╔══

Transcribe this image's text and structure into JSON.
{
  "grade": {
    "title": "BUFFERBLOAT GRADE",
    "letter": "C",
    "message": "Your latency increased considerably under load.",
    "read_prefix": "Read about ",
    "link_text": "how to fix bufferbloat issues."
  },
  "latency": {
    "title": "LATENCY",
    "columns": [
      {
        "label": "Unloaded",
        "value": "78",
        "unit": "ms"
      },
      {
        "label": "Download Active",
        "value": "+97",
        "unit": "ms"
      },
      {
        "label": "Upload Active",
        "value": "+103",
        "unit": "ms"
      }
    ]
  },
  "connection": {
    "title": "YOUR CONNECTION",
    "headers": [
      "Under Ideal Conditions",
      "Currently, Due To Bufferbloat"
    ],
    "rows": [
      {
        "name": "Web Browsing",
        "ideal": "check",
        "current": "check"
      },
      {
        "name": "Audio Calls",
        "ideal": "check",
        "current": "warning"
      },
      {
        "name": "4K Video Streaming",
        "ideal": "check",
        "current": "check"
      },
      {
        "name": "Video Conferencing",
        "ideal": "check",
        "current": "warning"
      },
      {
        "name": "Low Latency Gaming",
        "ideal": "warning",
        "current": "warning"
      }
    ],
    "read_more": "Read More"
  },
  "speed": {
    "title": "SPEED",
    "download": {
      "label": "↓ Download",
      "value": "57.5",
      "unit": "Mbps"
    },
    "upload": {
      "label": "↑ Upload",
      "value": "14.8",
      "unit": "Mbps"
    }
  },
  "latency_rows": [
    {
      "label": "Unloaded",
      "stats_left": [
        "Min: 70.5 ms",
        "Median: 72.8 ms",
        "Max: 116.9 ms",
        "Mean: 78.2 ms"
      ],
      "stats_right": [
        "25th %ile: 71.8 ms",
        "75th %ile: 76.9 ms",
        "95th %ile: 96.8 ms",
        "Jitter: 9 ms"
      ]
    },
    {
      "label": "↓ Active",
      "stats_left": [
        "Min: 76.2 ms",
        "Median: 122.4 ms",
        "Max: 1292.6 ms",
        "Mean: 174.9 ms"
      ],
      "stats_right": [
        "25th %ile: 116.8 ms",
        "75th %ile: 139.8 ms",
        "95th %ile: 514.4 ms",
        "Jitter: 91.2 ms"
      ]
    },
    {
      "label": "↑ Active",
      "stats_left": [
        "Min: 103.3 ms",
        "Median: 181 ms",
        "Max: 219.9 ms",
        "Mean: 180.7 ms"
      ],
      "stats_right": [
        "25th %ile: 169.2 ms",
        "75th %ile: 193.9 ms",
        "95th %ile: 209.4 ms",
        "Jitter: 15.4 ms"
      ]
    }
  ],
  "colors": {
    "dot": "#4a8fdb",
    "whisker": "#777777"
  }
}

╚══

**TASK INSTRUCTIONS**
Repeat each entry word for word.

**ANSWER TO THIS PROBLEM**
Transcribe this image's text and structure into JSON.
{
  "grade": {
    "title": "BUFFERBLOAT GRADE",
    "letter": "C",
    "message": "Your latency increased considerably under load.",
    "read_prefix": "Read about ",
    "link_text": "how to fix bufferbloat issues."
  },
  "latency": {
    "title": "LATENCY",
    "columns": [
      {
        "label": "Unloaded",
        "value": "78",
        "unit": "ms"
      },
      {
        "label": "Download Active",
        "value": "+97",
        "unit": "ms"
      },
      {
        "label": "Upload Active",
        "value": "+103",
        "unit": "ms"
      }
    ]
  },
  "connection": {
    "title": "YOUR CONNECTION",
    "headers": [
      "Under Ideal Conditions",
      "Currently, Due To Bufferbloat"
    ],
    "rows": [
      {
        "name": "Web Browsing",
        "ideal": "check",
        "current": "check"
      },
      {
        "name": "Audio Calls",
        "ideal": "check",
        "current": "warning"
      },
      {
        "name": "4K Video Streaming",
        "ideal": "check",
        "current": "check"
      },
      {
        "name": "Video Conferencing",
        "ideal": "check",
        "current": "warning"
      },
      {
        "name": "Low Latency Gaming",
        "ideal": "warning",
        "current": "warning"
      }
    ],
    "read_more": "Read More"
  },
  "speed": {
    "title": "SPEED",
    "download": {
      "label": "↓ Download",
      "value": "57.5",
      "unit": "Mbps"
    },
    "upload": {
      "label": "↑ Upload",
      "value": "14.8",
      "unit": "Mbps"
    }
  },
  "latency_rows": [
    {
      "label": "Unloaded",
      "stats_left": [
        "Min: 70.5 ms",
        "Median: 72.8 ms",
        "Max: 116.9 ms",
        "Mean: 78.2 ms"
      ],
      "stats_right": [
        "25th %ile: 71.8 ms",
        "75th %ile: 76.9 ms",
        "95th %ile: 96.8 ms",
        "Jitter: 9 ms"
      ]
    },
    {
      "label": "↓ Active",
      "stats_left": [
        "Min: 76.2 ms",
        "Median: 122.4 ms",
        "Max: 1292.6 ms",
        "Mean: 174.9 ms"
      ],
      "stats_right": [
        "25th %ile: 116.8 ms",
        "75th %ile: 139.8 ms",
        "95th %ile: 514.4 ms",
        "Jitter: 91.2 ms"
      ]
    },
    {
      "label": "↑ Active",
      "stats_left": [
        "Min: 103.3 ms",
        "Median: 181 ms",
        "Max: 219.9 ms",
        "Mean: 180.7 ms"
      ],
      "stats_right": [
        "25th %ile: 169.2 ms",
        "75th %ile: 193.9 ms",
        "95th %ile: 209.4 ms",
        "Jitter: 15.4 ms"
      ]
    }
  ],
  "colors": {
    "dot": "#4a8fdb",
    "whisker": "#777777"
  }
}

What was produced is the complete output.